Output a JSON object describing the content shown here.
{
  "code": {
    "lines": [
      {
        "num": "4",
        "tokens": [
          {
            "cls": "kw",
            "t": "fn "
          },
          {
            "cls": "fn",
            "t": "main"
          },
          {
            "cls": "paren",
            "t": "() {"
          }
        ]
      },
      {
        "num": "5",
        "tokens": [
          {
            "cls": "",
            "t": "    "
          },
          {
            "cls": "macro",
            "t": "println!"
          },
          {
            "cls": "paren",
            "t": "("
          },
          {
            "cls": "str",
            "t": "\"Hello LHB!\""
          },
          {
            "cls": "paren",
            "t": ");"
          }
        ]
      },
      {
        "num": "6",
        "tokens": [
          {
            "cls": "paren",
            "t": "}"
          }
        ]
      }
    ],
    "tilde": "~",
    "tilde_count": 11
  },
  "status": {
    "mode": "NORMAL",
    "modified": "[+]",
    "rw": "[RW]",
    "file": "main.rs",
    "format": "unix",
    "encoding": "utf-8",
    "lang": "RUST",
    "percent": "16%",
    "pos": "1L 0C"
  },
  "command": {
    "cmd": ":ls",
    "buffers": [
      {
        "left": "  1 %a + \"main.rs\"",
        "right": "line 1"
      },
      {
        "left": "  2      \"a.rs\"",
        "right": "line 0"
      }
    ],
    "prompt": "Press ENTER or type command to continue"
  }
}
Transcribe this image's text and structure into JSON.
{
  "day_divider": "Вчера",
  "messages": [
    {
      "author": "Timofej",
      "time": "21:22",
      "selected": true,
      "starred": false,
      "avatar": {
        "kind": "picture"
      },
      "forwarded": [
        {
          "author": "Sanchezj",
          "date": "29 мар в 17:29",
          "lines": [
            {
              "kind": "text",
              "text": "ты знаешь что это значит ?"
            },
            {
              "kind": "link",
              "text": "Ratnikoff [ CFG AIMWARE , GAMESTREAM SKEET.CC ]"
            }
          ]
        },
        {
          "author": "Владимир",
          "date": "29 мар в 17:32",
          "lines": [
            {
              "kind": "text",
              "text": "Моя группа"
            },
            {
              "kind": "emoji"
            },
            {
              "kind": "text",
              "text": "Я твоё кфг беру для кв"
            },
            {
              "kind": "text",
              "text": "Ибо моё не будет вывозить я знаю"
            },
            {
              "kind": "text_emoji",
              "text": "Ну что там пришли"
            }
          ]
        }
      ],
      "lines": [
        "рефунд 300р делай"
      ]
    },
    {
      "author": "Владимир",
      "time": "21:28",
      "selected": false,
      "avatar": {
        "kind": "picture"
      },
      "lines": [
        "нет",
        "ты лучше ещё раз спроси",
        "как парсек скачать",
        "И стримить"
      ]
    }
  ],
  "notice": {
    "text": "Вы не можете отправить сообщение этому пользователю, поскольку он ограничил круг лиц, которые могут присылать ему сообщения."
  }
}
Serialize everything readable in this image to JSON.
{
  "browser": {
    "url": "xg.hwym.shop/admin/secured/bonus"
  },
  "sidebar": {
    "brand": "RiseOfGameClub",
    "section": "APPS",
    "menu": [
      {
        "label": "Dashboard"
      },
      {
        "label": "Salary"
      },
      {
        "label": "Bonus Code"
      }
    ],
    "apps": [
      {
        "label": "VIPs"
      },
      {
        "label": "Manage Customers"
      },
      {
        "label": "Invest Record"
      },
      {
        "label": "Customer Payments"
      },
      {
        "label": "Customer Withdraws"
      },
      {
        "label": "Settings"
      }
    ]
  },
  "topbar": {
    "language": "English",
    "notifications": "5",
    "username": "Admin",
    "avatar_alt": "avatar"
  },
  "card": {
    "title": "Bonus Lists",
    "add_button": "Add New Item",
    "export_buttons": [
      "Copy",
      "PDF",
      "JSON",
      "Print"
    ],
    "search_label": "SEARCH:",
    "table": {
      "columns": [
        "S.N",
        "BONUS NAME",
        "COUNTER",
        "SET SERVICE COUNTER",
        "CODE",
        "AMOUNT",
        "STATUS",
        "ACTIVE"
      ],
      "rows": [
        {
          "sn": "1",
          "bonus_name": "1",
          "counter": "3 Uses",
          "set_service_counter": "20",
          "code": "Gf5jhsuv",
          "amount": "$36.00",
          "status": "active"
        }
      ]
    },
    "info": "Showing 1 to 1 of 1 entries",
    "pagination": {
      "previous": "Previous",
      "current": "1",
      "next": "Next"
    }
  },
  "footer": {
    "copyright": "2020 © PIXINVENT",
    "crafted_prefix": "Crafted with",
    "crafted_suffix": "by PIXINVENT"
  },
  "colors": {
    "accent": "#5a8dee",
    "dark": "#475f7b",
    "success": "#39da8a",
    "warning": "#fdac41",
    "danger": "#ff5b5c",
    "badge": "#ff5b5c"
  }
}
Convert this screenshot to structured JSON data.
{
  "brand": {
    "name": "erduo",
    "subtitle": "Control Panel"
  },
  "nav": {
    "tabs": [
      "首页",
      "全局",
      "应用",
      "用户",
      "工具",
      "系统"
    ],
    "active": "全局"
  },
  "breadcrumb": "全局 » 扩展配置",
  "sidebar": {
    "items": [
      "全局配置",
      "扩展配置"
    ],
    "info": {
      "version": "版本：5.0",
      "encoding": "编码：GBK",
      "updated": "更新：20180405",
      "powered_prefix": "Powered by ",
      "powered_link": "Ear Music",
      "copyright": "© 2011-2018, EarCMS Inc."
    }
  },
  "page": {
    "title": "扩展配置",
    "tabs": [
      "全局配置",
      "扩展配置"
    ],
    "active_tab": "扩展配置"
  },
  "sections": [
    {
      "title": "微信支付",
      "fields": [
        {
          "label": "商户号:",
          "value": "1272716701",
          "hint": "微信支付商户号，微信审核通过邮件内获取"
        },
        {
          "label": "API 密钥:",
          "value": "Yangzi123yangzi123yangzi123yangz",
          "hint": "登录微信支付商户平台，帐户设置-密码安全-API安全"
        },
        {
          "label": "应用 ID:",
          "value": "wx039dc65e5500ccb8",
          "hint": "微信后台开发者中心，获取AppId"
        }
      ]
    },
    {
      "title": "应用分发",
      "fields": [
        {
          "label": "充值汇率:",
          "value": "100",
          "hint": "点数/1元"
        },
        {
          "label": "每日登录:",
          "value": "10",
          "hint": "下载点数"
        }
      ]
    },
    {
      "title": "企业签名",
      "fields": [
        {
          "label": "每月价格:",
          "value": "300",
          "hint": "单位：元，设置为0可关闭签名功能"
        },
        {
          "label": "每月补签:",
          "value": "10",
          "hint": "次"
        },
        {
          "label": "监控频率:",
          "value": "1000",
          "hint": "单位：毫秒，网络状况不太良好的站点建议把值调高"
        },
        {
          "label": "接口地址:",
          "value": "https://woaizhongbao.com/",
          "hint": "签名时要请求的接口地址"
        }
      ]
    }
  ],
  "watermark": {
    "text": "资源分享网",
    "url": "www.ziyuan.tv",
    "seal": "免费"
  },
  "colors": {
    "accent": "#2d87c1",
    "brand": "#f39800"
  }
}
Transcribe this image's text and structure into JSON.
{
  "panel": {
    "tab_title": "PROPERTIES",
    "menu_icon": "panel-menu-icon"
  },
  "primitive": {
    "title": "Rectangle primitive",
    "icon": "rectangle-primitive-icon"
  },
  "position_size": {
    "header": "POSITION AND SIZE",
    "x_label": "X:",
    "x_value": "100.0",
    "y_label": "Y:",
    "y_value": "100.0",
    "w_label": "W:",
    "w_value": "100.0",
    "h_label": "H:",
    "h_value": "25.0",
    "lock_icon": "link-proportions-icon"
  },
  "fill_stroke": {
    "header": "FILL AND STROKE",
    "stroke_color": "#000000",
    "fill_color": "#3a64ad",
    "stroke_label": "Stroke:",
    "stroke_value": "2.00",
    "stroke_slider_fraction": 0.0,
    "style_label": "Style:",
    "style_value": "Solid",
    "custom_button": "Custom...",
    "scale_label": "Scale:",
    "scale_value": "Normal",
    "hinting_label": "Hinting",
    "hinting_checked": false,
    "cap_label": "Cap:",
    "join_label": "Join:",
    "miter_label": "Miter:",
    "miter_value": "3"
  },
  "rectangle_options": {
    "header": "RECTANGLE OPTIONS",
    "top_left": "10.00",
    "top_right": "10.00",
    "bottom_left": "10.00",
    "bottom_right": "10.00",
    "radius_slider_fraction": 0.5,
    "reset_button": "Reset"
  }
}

━━━━━━━━━━

Work to be completed
Look above for every line with the word "copyright" and copy it.

Result for this task
    "copyright": "2020 © PIXINVENT",
      "copyright": "© 2011-2018, EarCMS Inc."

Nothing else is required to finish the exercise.